Each line of the listing that contains the word "title" is to be copied.

— RECORDS SUPPLIED —
——————————
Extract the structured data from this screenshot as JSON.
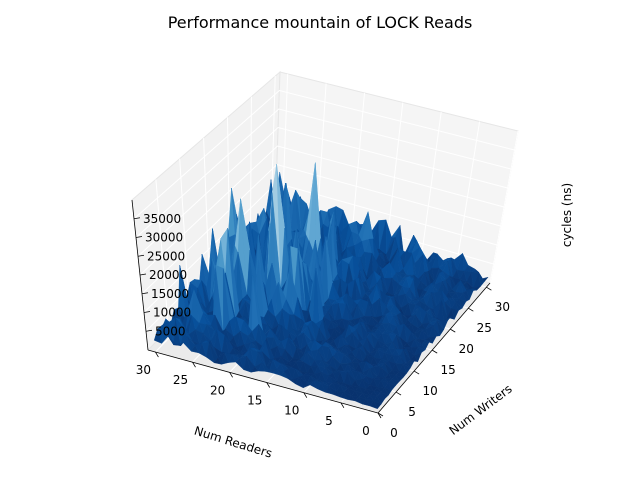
{
  "chart_data": {
    "type": "surface3d",
    "title": "Performance mountain of LOCK Reads",
    "xlabel": "Num Readers",
    "ylabel": "Num Writers",
    "zlabel": "cycles (ns)",
    "xlim": [
      0,
      31
    ],
    "ylim": [
      0,
      31
    ],
    "zlim": [
      0,
      40000
    ],
    "x_ticks": [
      0,
      5,
      10,
      15,
      20,
      25,
      30
    ],
    "y_ticks": [
      0,
      5,
      10,
      15,
      20,
      25,
      30
    ],
    "z_ticks": [
      5000,
      10000,
      15000,
      20000,
      25000,
      30000,
      35000
    ],
    "colormap": "Blues_r",
    "surface": {
      "description": "cycles over readers × writers grid",
      "baseline": 1500,
      "peak": 38000,
      "peak_location": {
        "readers": 22,
        "writers": 16
      },
      "notable_peaks": [
        {
          "readers": 22,
          "writers": 16,
          "cycles": 38000
        },
        {
          "readers": 25,
          "writers": 13,
          "cycles": 30000
        },
        {
          "readers": 24,
          "writers": 19,
          "cycles": 26000
        },
        {
          "readers": 26,
          "writers": 10,
          "cycles": 22000
        },
        {
          "readers": 20,
          "writers": 21,
          "cycles": 24000
        },
        {
          "readers": 22,
          "writers": 24,
          "cycles": 18000
        },
        {
          "readers": 16,
          "writers": 27,
          "cycles": 15000
        },
        {
          "readers": 27,
          "writers": 5,
          "cycles": 13000
        },
        {
          "readers": 18,
          "writers": 12,
          "cycles": 16000
        }
      ]
    }
  }
}
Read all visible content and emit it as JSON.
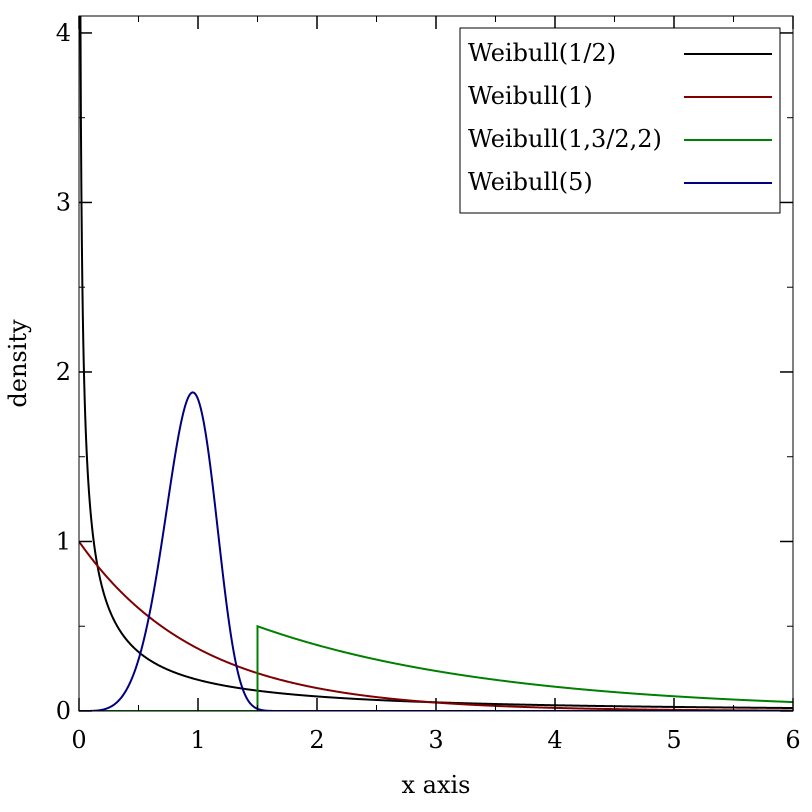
{
  "chart_data": {
    "type": "line",
    "title": "",
    "xlabel": "x axis",
    "ylabel": "density",
    "xlim": [
      0,
      6
    ],
    "ylim": [
      0,
      4.1
    ],
    "x_ticks": [
      0,
      1,
      2,
      3,
      4,
      5,
      6
    ],
    "x_tick_labels": [
      "0",
      "1",
      "2",
      "3",
      "4",
      "5",
      "6"
    ],
    "y_ticks": [
      0,
      1,
      2,
      3,
      4
    ],
    "y_tick_labels": [
      "0",
      "1",
      "2",
      "3",
      "4"
    ],
    "grid": false,
    "legend_position": "top-right",
    "series": [
      {
        "name": "Weibull(1/2)",
        "color": "#000000",
        "dist": "weibull",
        "shape": 0.5,
        "scale": 1,
        "location": 0
      },
      {
        "name": "Weibull(1)",
        "color": "#800000",
        "dist": "weibull",
        "shape": 1,
        "scale": 1,
        "location": 0
      },
      {
        "name": "Weibull(1,3/2,2)",
        "color": "#008000",
        "dist": "weibull",
        "shape": 1,
        "scale": 2,
        "location": 1.5
      },
      {
        "name": "Weibull(5)",
        "color": "#000080",
        "dist": "weibull",
        "shape": 5,
        "scale": 1,
        "location": 0
      }
    ]
  }
}
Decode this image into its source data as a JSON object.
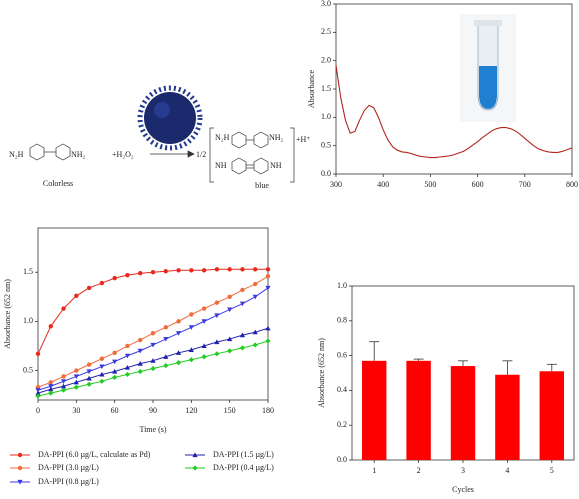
——————————
— RESULT OF THE TASK —
    "title": "Performance mountain of LOCK Reads",
    "title": "",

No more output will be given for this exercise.